Dataset entries:
==========

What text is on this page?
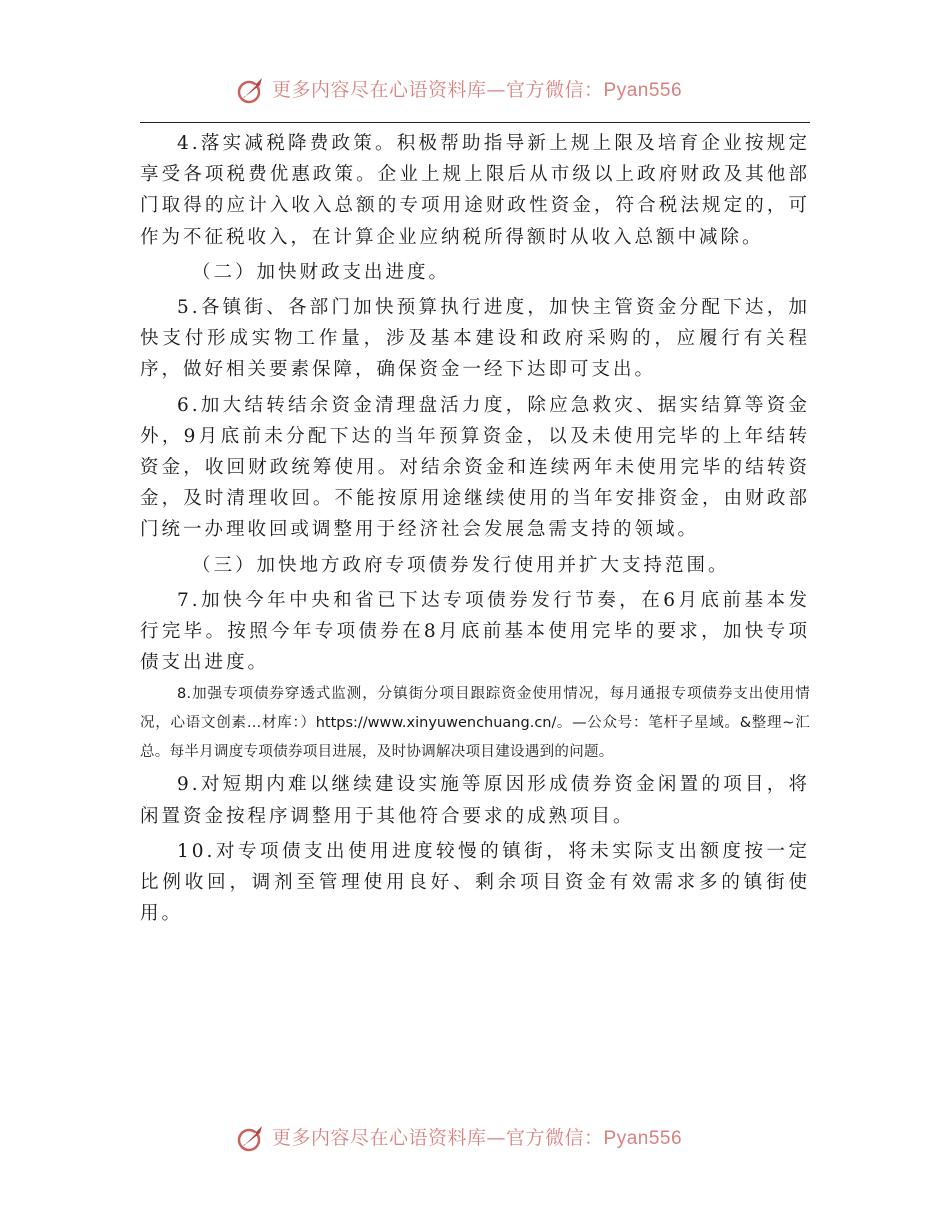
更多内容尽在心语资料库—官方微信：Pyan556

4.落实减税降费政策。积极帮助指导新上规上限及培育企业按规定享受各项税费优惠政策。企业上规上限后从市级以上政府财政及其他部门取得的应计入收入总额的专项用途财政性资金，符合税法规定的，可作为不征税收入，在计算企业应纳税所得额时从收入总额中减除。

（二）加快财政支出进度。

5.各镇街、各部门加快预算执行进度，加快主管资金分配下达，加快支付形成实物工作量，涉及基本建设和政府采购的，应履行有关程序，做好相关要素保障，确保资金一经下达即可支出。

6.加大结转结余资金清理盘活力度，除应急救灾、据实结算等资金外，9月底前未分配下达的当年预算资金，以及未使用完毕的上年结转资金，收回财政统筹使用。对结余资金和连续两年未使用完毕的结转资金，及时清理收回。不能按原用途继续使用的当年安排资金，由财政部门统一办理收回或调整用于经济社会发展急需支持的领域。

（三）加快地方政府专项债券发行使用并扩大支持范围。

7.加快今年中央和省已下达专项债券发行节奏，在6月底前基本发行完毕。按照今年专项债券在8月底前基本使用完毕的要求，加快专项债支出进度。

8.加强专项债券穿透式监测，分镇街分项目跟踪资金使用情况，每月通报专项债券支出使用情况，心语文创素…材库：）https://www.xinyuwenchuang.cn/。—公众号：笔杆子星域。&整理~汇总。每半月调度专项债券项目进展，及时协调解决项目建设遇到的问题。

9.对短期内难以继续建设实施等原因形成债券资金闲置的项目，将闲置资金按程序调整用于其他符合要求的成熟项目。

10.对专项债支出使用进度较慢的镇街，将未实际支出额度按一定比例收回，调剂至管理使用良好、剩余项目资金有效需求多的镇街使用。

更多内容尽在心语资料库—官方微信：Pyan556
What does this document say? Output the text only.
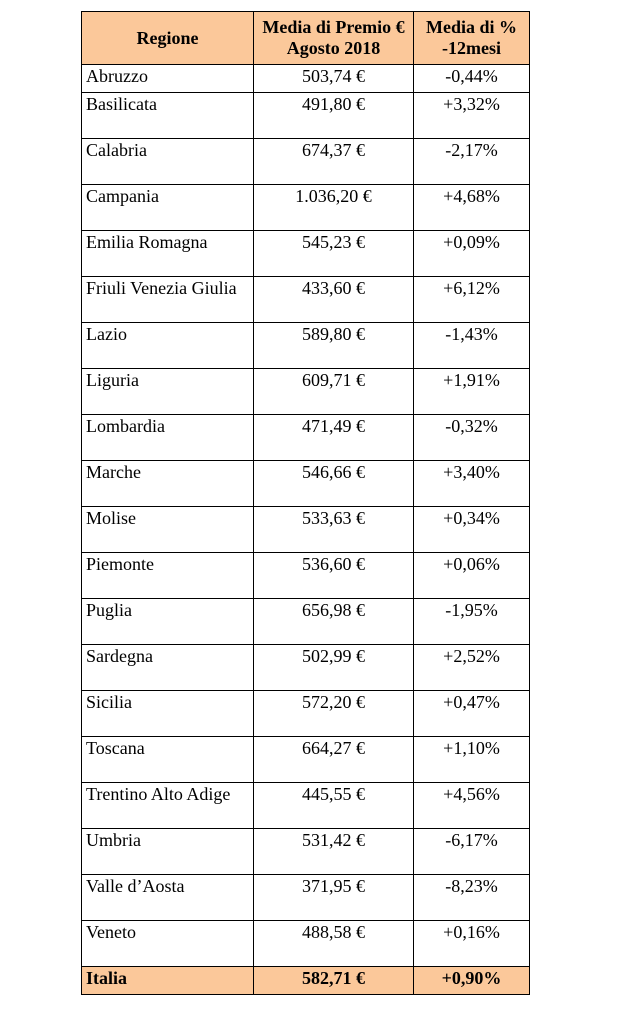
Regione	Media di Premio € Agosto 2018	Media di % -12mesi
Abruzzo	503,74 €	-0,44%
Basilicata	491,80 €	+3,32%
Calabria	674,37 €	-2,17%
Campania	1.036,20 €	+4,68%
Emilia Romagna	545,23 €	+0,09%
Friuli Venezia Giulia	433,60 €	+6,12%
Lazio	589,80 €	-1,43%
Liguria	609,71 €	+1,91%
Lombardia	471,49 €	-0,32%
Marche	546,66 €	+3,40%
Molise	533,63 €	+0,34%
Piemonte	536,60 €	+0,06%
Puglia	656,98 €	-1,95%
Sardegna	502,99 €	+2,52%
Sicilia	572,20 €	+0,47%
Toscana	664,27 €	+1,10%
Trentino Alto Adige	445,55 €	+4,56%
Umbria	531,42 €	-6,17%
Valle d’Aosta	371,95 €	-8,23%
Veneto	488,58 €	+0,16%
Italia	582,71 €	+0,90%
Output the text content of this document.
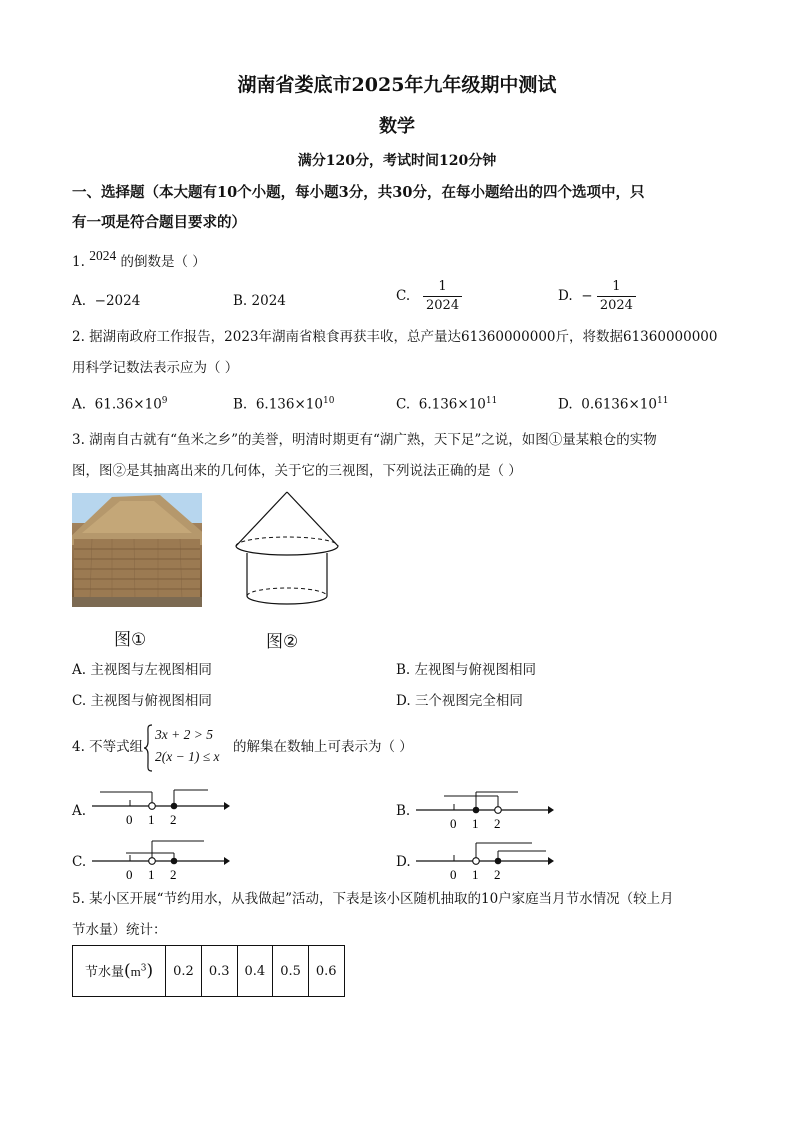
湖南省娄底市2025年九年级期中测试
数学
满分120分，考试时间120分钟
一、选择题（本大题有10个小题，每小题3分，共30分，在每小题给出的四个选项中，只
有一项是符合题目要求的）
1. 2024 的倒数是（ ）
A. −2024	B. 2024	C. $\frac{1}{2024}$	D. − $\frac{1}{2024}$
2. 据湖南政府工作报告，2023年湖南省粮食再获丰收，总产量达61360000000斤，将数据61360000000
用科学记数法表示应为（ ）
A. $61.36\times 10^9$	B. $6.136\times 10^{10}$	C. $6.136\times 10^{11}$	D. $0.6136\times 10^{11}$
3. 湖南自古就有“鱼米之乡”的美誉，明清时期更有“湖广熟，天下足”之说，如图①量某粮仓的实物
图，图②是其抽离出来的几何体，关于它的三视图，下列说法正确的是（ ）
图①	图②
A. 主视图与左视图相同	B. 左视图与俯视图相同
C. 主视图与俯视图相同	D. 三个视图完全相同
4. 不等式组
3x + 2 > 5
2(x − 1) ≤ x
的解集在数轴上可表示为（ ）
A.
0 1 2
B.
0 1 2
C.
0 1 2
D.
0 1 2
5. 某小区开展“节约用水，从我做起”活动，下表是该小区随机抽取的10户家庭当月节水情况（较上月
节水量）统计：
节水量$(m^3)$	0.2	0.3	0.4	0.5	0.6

==========

_Task requirements_: Quote all the lines above exactly as given. Do not include the pictures.

_Result for this exercise_:
What text is on this page?
更多内容尽在心语资料库—官方微信：Pyan556

4.落实减税降费政策。积极帮助指导新上规上限及培育企业按规定享受各项税费优惠政策。企业上规上限后从市级以上政府财政及其他部门取得的应计入收入总额的专项用途财政性资金，符合税法规定的，可作为不征税收入，在计算企业应纳税所得额时从收入总额中减除。

（二）加快财政支出进度。

5.各镇街、各部门加快预算执行进度，加快主管资金分配下达，加快支付形成实物工作量，涉及基本建设和政府采购的，应履行有关程序，做好相关要素保障，确保资金一经下达即可支出。

6.加大结转结余资金清理盘活力度，除应急救灾、据实结算等资金外，9月底前未分配下达的当年预算资金，以及未使用完毕的上年结转资金，收回财政统筹使用。对结余资金和连续两年未使用完毕的结转资金，及时清理收回。不能按原用途继续使用的当年安排资金，由财政部门统一办理收回或调整用于经济社会发展急需支持的领域。

（三）加快地方政府专项债券发行使用并扩大支持范围。

7.加快今年中央和省已下达专项债券发行节奏，在6月底前基本发行完毕。按照今年专项债券在8月底前基本使用完毕的要求，加快专项债支出进度。

8.加强专项债券穿透式监测，分镇街分项目跟踪资金使用情况，每月通报专项债券支出使用情况，心语文创素…材库：）https://www.xinyuwenchuang.cn/。—公众号：笔杆子星域。&整理~汇总。每半月调度专项债券项目进展，及时协调解决项目建设遇到的问题。

9.对短期内难以继续建设实施等原因形成债券资金闲置的项目，将闲置资金按程序调整用于其他符合要求的成熟项目。

10.对专项债支出使用进度较慢的镇街，将未实际支出额度按一定比例收回，调剂至管理使用良好、剩余项目资金有效需求多的镇街使用。

更多内容尽在心语资料库—官方微信：Pyan556
What does this document say? Output the text only.
Regione	Media di Premio € Agosto 2018	Media di % -12mesi
Abruzzo	503,74 €	-0,44%
Basilicata	491,80 €	+3,32%
Calabria	674,37 €	-2,17%
Campania	1.036,20 €	+4,68%
Emilia Romagna	545,23 €	+0,09%
Friuli Venezia Giulia	433,60 €	+6,12%
Lazio	589,80 €	-1,43%
Liguria	609,71 €	+1,91%
Lombardia	471,49 €	-0,32%
Marche	546,66 €	+3,40%
Molise	533,63 €	+0,34%
Piemonte	536,60 €	+0,06%
Puglia	656,98 €	-1,95%
Sardegna	502,99 €	+2,52%
Sicilia	572,20 €	+0,47%
Toscana	664,27 €	+1,10%
Trentino Alto Adige	445,55 €	+4,56%
Umbria	531,42 €	-6,17%
Valle d’Aosta	371,95 €	-8,23%
Veneto	488,58 €	+0,16%
Italia	582,71 €	+0,90%
Output the text content of this document.
湖南省娄底市2025年九年级期中测试
数学
满分120分，考试时间120分钟
一、选择题（本大题有10个小题，每小题3分，共30分，在每小题给出的四个选项中，只
有一项是符合题目要求的）
1. 2024 的倒数是（ ）
A. −2024	B. 2024	C. $\frac{1}{2024}$	D. − $\frac{1}{2024}$
2. 据湖南政府工作报告，2023年湖南省粮食再获丰收，总产量达61360000000斤，将数据61360000000
用科学记数法表示应为（ ）
A. $61.36\times 10^9$	B. $6.136\times 10^{10}$	C. $6.136\times 10^{11}$	D. $0.6136\times 10^{11}$
3. 湖南自古就有“鱼米之乡”的美誉，明清时期更有“湖广熟，天下足”之说，如图①量某粮仓的实物
图，图②是其抽离出来的几何体，关于它的三视图，下列说法正确的是（ ）
图①	图②
A. 主视图与左视图相同	B. 左视图与俯视图相同
C. 主视图与俯视图相同	D. 三个视图完全相同
4. 不等式组
3x + 2 > 5
2(x − 1) ≤ x
的解集在数轴上可表示为（ ）
A.
0 1 2
B.
0 1 2
C.
0 1 2
D.
0 1 2
5. 某小区开展“节约用水，从我做起”活动，下表是该小区随机抽取的10户家庭当月节水情况（较上月
节水量）统计：
节水量$(m^3)$	0.2	0.3	0.4	0.5	0.6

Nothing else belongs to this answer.